Source excerpt
----
DrB.20230807.Cop on the beat, in a forest.

I. Andrea’s prompt generator gives us.

Protagonist; Cop on the beat.

Setting: In a forest.

Genre: Worldview.

Essential tactic: Dismissal.

II. Genre essentials.

The four cores of the Worldview genre are:

Core Need: Self-actualization

Core Value: Wisdom to ignorance

Core Emotion: Satisfaction to pity

Core Event: Integral cognitive growth or degeneration events.

III. Questions raised by the genre.

How do we solve problem we don’t understand

How do we cope with events our existing belief structure can’t process

How do I understand new information that contradicts the framework of our current knowledge and or beliefs. Note, people choose a world view story to experience relief or satisfaction from emerging whole from a threat to their internal status quo, or to feel pity for a less fortunate character.

IV. Controlling idea suggested by the worldview genre: Wisdom prevails when we learn to accept our gifts in a world we are forced to accept as imperfect.

V. Worldview genre subtypes: The Call to Adventure….

Disillusionment. Protagonist suffers a loss of faith.
----
Record extracts
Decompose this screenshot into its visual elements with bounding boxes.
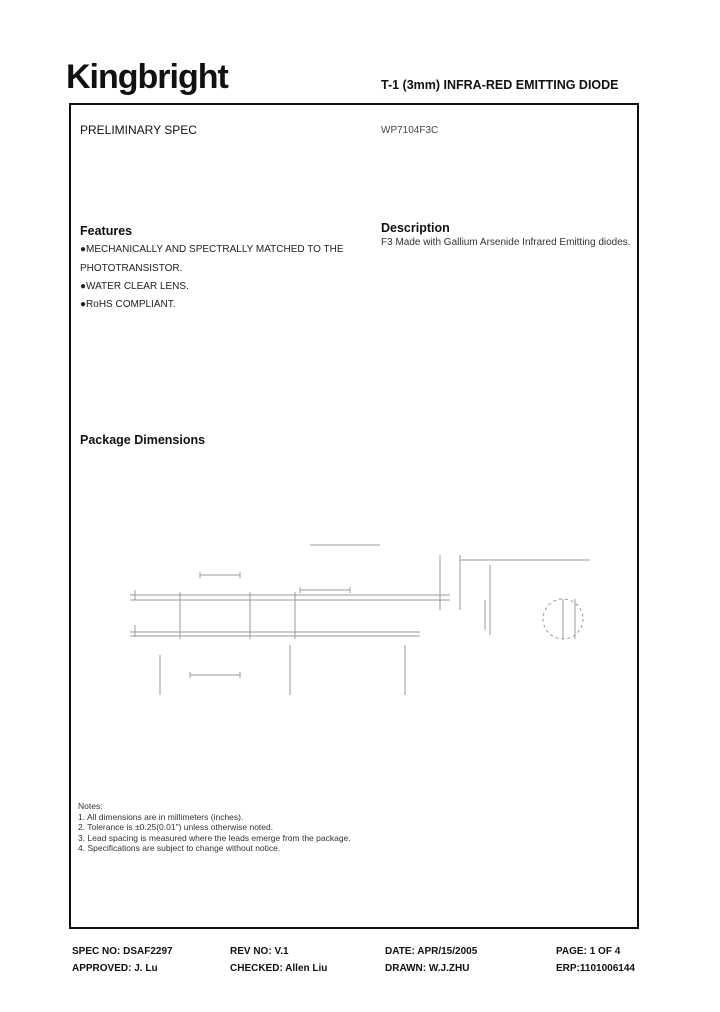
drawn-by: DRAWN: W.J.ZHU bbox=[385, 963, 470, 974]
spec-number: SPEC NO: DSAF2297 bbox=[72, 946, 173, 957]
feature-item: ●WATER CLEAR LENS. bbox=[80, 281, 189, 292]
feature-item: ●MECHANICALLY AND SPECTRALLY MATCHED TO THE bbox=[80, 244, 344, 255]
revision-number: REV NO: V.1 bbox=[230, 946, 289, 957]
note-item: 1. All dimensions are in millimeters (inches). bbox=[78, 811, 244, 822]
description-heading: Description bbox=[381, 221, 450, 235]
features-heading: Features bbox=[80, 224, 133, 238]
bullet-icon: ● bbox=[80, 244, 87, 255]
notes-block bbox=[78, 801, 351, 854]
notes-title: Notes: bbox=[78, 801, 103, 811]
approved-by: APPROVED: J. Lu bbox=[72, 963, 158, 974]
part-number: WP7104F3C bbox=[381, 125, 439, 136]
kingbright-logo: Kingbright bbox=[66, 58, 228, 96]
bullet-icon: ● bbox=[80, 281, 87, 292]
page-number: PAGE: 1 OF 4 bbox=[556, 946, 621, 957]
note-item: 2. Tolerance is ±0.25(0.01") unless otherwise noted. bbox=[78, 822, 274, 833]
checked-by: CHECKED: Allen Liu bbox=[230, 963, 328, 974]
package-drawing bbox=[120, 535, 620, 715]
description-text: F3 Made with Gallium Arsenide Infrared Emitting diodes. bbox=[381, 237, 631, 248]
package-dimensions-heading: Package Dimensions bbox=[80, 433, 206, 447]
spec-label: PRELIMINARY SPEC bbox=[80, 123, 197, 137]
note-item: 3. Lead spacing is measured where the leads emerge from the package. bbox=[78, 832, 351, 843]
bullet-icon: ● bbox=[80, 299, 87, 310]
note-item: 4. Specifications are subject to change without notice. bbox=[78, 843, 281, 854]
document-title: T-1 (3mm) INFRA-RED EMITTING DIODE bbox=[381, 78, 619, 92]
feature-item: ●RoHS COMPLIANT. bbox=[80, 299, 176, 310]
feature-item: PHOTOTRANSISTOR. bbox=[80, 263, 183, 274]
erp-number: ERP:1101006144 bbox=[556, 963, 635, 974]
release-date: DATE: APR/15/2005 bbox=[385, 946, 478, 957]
----
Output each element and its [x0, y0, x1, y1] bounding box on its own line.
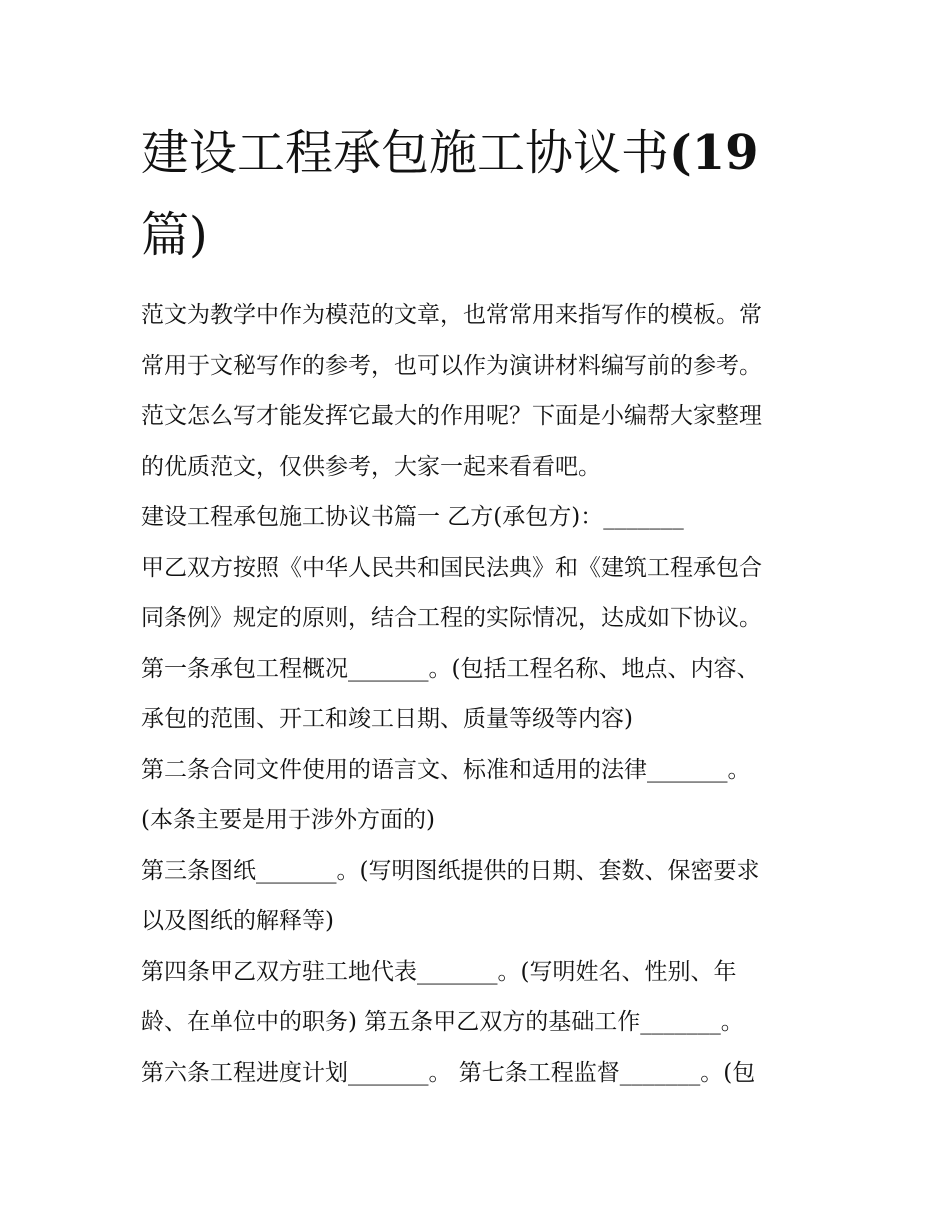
----
Exercise
Copy the writing-prompt notes on the Worldview genre from the top of the page word for word, start to finish.

Response to this exercise
DrB.20230807.Cop on the beat, in a forest.

I. Andrea’s prompt generator gives us.

Protagonist; Cop on the beat.

Setting: In a forest.

Genre: Worldview.

Essential tactic: Dismissal.

II. Genre essentials.

The four cores of the Worldview genre are:

Core Need: Self-actualization

Core Value: Wisdom to ignorance

Core Emotion: Satisfaction to pity

Core Event: Integral cognitive growth or degeneration events.

III. Questions raised by the genre.

How do we solve problem we don’t understand

How do we cope with events our existing belief structure can’t process

How do I understand new information that contradicts the framework of our current knowledge and or beliefs. Note, people choose a world view story to experience relief or satisfaction from emerging whole from a threat to their internal status quo, or to feel pity for a less fortunate character.

IV. Controlling idea suggested by the worldview genre: Wisdom prevails when we learn to accept our gifts in a world we are forced to accept as imperfect.

V. Worldview genre subtypes: The Call to Adventure….

Disillusionment. Protagonist suffers a loss of faith.